- Description of the task -
Pull every line containing "Research" out of the material below.

- Listing -
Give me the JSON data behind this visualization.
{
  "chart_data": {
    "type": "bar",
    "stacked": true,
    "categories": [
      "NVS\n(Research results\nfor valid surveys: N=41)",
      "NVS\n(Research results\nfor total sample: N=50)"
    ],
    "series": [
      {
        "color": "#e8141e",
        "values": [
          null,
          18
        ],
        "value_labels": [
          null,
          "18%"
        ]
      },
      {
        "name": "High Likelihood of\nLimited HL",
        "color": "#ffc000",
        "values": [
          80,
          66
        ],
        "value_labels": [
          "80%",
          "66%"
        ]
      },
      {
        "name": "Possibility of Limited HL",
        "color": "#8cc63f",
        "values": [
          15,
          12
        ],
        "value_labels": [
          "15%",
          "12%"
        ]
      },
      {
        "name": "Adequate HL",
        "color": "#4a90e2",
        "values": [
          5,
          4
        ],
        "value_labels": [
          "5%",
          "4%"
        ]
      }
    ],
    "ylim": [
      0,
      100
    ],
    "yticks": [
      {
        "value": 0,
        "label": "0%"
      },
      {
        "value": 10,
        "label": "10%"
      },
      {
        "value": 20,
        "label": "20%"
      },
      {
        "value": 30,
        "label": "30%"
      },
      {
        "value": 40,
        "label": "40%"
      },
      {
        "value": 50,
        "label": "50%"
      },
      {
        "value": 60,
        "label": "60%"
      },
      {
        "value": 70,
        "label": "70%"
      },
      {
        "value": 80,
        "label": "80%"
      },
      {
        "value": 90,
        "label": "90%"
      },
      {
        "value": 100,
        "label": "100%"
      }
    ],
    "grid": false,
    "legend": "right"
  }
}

- Written solution -
      "NVS\n(Research results\nfor valid surveys: N=41)",
      "NVS\n(Research results\nfor total sample: N=50)"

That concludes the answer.